<<<<
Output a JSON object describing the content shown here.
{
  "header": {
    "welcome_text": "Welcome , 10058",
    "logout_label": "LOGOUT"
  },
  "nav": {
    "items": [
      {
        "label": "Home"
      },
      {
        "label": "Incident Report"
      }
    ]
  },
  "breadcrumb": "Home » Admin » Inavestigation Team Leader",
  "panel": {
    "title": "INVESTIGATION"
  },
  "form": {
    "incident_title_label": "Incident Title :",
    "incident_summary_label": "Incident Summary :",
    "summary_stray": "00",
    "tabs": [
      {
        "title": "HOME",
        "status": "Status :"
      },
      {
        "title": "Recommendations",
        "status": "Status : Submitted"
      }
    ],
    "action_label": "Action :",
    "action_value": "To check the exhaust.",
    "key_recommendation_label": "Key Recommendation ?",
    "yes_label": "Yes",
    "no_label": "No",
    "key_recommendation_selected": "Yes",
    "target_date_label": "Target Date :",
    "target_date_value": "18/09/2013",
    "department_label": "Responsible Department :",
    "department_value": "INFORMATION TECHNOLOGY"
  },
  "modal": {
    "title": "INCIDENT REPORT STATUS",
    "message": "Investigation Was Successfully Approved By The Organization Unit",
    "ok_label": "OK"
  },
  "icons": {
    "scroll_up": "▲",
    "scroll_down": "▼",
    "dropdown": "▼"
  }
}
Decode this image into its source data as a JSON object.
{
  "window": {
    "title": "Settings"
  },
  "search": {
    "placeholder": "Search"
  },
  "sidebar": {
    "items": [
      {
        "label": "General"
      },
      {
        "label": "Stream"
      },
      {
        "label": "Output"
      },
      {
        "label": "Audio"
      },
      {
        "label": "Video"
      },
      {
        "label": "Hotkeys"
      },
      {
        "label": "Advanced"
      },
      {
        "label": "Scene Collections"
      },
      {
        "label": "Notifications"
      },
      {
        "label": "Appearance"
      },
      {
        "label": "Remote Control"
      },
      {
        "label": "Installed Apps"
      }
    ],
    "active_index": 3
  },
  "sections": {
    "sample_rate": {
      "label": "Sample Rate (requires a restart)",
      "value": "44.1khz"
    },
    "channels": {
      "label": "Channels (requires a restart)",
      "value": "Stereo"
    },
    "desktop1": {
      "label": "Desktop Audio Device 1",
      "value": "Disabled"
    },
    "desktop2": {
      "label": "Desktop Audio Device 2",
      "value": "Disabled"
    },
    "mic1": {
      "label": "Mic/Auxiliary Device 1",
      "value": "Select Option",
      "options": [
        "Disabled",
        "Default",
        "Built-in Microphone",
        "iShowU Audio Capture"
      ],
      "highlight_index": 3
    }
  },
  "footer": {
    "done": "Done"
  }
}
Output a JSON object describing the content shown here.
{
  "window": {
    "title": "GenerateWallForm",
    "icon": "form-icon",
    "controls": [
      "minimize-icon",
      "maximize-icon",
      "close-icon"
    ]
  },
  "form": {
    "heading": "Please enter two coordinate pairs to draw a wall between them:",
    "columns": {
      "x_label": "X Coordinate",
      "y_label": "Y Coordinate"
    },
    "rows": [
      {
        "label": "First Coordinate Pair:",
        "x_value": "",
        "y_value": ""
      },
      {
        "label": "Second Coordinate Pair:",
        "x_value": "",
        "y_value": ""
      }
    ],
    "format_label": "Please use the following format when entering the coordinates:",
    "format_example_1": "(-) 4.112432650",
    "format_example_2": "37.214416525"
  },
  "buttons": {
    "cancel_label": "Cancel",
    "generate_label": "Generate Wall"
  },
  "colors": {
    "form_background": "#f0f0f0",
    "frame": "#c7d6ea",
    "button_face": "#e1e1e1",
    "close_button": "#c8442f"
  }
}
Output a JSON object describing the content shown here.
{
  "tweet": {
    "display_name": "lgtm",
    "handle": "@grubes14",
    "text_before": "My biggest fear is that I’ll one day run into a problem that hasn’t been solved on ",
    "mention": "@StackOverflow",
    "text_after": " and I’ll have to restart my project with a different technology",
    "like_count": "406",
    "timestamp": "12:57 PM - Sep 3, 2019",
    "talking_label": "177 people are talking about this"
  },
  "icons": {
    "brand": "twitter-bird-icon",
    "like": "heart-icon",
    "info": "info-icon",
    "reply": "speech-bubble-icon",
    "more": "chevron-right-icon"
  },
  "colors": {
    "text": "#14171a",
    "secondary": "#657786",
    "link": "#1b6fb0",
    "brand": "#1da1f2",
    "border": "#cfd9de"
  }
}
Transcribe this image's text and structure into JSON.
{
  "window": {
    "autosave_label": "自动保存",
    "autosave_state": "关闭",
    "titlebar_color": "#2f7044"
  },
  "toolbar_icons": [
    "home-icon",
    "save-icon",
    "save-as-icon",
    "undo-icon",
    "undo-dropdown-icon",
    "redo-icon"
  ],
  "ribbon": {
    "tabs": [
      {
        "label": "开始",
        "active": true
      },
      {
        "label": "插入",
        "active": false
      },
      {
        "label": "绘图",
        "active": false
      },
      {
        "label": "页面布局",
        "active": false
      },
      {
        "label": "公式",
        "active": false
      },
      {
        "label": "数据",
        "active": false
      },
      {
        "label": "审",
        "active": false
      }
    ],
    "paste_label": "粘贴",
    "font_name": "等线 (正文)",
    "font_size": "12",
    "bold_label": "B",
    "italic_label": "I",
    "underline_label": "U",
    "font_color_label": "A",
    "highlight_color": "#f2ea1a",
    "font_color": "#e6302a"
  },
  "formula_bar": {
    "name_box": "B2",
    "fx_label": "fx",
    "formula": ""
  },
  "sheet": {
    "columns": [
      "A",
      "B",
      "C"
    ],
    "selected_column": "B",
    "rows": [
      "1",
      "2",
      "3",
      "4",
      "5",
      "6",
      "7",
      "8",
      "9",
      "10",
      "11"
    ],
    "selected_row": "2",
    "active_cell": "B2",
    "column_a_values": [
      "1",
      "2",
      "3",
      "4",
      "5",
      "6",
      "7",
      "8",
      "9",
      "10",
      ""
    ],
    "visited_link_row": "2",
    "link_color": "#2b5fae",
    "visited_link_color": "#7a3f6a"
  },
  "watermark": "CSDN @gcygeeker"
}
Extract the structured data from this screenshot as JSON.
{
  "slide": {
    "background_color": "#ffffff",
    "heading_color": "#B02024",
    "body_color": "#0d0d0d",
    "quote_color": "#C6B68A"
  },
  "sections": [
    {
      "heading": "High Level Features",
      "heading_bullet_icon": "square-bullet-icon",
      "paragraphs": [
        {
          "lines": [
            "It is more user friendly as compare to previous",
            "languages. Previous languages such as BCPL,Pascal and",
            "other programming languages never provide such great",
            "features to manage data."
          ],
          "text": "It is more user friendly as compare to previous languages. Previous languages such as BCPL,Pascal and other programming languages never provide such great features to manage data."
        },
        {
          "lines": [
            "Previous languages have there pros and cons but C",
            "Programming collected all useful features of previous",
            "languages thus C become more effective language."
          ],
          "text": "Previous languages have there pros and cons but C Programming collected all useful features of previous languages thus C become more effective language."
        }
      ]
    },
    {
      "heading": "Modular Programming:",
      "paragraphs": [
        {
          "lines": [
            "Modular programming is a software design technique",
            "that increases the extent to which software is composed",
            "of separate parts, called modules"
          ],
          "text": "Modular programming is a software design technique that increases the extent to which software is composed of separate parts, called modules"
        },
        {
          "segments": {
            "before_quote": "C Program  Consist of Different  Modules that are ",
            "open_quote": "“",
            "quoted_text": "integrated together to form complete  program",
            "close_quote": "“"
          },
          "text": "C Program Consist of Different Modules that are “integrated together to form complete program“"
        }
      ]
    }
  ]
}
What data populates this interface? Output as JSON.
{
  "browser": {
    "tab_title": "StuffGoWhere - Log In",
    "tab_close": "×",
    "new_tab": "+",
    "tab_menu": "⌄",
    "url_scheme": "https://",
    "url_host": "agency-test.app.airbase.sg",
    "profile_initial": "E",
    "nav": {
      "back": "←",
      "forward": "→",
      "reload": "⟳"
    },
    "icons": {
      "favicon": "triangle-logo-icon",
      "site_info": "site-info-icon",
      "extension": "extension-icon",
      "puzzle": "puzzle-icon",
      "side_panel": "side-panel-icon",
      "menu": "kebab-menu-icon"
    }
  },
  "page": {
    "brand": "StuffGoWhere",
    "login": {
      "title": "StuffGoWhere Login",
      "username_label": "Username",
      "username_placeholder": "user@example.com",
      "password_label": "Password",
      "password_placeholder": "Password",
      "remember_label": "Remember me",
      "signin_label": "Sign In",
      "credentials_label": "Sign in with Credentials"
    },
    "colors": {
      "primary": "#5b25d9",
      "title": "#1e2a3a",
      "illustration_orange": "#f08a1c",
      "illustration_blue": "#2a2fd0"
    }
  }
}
>>>>
EXERCISE PROMPT
From the listing above, copy every line that includes the word "there".

OUTPUT
            "Previous languages have there pros and cons but C",
          "text": "Previous languages have there pros and cons but C Programming collected all useful features of previous languages thus C become more effective language."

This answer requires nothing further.